Records for this task
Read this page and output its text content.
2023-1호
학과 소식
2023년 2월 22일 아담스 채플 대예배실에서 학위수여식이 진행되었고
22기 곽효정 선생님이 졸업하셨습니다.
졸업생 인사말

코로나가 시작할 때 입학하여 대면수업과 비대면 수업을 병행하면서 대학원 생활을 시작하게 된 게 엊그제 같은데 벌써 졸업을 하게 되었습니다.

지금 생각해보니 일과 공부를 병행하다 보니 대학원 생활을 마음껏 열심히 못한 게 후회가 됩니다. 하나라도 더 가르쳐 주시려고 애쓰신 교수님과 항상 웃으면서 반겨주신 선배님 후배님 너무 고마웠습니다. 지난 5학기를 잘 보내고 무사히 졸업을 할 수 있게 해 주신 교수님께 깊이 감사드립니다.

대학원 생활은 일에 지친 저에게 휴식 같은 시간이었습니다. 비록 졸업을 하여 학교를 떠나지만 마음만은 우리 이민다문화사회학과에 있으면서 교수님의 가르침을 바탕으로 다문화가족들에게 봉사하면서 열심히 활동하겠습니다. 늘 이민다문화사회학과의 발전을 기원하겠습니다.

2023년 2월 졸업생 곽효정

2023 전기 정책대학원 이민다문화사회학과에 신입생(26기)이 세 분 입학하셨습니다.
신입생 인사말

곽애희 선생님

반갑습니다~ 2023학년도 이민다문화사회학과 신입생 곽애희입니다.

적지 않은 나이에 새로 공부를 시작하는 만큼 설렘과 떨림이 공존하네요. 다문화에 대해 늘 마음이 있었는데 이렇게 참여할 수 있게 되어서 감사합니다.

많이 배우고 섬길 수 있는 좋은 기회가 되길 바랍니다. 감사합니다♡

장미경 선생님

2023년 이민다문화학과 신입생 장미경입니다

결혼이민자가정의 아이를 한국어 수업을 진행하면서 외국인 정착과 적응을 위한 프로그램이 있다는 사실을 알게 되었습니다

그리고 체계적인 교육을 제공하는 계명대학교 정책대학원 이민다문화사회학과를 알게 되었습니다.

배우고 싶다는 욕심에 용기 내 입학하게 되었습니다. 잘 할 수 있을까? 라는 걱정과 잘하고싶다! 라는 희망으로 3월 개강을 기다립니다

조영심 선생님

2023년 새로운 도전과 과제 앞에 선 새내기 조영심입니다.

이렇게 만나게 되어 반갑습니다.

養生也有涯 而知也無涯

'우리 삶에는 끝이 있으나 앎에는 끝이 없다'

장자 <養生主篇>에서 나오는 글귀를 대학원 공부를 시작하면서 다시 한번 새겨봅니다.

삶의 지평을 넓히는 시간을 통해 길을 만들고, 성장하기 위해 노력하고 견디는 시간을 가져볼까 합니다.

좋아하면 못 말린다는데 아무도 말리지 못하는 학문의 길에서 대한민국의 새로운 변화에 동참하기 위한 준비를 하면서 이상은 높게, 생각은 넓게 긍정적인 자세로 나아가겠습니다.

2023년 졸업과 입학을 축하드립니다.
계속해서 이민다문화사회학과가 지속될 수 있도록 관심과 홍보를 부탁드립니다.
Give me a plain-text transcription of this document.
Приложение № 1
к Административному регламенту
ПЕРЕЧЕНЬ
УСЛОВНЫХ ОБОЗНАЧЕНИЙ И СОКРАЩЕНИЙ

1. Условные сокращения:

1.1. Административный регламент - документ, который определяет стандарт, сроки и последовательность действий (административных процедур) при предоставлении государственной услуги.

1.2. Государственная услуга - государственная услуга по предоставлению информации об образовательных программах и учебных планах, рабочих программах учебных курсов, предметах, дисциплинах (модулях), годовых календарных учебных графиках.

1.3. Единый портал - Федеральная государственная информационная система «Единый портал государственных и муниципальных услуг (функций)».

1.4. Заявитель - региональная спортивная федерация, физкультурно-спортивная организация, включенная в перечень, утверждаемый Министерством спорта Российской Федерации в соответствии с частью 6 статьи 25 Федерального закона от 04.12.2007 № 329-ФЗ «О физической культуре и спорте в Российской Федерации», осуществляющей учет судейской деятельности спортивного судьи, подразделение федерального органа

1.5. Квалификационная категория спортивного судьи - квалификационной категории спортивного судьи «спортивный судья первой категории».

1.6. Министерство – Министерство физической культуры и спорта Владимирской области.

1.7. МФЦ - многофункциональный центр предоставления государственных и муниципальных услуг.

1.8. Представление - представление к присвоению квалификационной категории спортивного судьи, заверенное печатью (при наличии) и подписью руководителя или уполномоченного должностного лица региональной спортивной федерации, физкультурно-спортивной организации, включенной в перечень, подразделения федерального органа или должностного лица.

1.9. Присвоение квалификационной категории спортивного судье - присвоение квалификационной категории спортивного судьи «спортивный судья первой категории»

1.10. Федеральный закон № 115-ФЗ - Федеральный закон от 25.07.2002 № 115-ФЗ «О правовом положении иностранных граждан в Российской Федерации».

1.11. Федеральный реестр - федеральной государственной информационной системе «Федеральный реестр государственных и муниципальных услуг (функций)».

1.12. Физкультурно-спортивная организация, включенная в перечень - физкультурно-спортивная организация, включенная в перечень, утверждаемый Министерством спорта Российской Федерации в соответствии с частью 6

Exercise directions
Examine the records and pull out every line where the string "반갑습니다" occurs.

Answer for the task
반갑습니다~ 2023학년도 이민다문화사회학과 신입생 곽애희입니다.
이렇게 만나게 되어 반갑습니다.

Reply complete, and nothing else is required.